Text:
%%

Audio-to-Audio
Audio-to-Audio is a family of tasks in which the input is an audio and the output is one or multiple generated audios. Some example tasks are speech enhancement and source separation.
About Audio-to-Audio
Use Cases
Speech Enhancement (Noise removal)
Speech Enhancement is a bit self explanatory. It improves (or enhances) the quality of an audio by removing noise. There are multiple libraries to solve this task, such as Speechbrain, Asteroid and ESPNet. Here is a simple example using Speechbrain
from speechbrain.pretrained import SpectralMaskEnhancement
model = SpectralMaskEnhancement.from_hparams(
"speechbrain/mtl-mimic-voicebank"
)
model.enhance_file("file.wav")
Alternatively, you can use Inference Endpoints to solve this task
import json
import requests
headers = {"Authorization": f"Bearer {API_TOKEN}"}
API_URL = "https://api-inference.huggingface.co/models/speechbrain/mtl-mimic-voicebank"
def query(filename):
with open(filename, "rb") as f:
data = f.read()
response = requests.request("POST", API_URL, headers=headers, data=data)
return json.loads(response.content.decode("utf-8"))
data = query("sample1.flac")

%%

What you will do:
- A) Answer these questions from the Audio-to-Audio text:
(i) Which two example tasks are given for the Audio-to-Audio family?
(ii) Which three libraries are named for speech enhancement?
(iii) Which file name is passed to the query function in the last line of code?
- B) Write the next part of the Audio-to-Audio text, picking up after its final line of code.

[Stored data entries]
%%

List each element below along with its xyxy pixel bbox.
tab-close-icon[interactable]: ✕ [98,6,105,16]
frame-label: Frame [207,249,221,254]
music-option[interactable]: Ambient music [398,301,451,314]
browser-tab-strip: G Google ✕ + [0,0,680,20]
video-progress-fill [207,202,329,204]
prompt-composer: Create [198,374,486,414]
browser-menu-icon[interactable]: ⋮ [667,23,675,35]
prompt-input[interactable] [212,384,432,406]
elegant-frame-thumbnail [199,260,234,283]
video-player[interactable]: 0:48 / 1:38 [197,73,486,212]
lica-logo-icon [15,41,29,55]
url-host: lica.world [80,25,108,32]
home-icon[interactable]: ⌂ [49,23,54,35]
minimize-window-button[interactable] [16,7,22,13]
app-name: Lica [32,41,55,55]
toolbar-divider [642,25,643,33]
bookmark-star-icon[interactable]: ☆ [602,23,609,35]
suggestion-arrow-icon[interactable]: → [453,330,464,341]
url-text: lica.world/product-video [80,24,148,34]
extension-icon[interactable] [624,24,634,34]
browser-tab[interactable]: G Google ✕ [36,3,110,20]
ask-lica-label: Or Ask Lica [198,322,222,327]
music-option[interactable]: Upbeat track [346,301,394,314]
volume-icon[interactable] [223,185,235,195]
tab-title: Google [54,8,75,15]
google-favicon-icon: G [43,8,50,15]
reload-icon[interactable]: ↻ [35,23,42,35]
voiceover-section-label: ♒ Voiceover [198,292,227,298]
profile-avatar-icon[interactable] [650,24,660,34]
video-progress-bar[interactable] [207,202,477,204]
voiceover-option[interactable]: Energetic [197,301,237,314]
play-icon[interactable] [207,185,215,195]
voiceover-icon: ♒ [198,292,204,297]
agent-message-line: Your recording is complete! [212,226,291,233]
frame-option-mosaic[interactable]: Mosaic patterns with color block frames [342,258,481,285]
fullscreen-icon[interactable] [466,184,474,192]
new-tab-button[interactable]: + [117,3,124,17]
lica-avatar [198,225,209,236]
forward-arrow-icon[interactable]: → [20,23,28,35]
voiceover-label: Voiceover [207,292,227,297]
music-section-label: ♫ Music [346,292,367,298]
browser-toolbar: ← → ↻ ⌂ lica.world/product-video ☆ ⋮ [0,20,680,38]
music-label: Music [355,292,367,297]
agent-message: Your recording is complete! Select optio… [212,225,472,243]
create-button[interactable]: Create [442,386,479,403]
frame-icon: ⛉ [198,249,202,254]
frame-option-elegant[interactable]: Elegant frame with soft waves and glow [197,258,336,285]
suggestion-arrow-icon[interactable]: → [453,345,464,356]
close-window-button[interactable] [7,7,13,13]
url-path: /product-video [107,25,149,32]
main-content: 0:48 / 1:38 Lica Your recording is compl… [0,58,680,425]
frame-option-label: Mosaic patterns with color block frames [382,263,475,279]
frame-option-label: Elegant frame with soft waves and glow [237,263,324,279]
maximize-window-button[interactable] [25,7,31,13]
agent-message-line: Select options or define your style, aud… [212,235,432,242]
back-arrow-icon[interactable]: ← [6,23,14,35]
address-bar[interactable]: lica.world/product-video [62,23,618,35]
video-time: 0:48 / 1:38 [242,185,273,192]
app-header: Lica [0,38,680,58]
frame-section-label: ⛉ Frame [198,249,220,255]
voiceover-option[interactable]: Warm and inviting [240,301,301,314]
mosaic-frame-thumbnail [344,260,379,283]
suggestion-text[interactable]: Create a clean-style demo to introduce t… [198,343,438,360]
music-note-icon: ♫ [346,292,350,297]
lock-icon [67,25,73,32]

%%

Per-task answers:
- A)
(i) Speech enhancement and source separation.
(ii) Speechbrain, Asteroid and ESPNet.
(iii) "sample1.flac"

- B)
You can use huggingface.js to infer with audio-to-audio models on Hugging Face Hub.
import { HfInference } from "@huggingface/inference";
const inference = new HfInference(HF_TOKEN);
await inference.audioToAudio({
data: await (await fetch("sample.flac")).blob(),
model: "speechbrain/sepformer-wham",
});
Audio Source Separation
Audio Source Separation allows you to isolate different sounds from individual sources. For example, if you have an audio file with multiple people speaking, you can get an audio file for each of them. You can then use an Automatic Speech Recognition system to extract the text from each of these sources as an initial step for your system!
Audio-to-Audio can also be used to remove noise from audio files: you get one audio for the person speaking and another audio for the noise. This can also be useful when you have multi-person audio with some noise: yyou can get one audio for each person and then one audio for the noise.
Training a model for your own data
If you want to learn how to train models for the Audio-to-Audio task, we recommend the following tutorials:
Compatible libraries
Note A solid model of audio source separation.
Note A speech enhancement model.
Note 512-element X-vector embeddings of speakers from CMU ARCTIC dataset.
Note An application for speech separation.
Note An application for audio style transfer.
- snri
- The Signal-to-Noise ratio is the relationship between the target signal level and the background noise level. It is calculated as the logarithm of the target signal divided by the background noise, in decibels.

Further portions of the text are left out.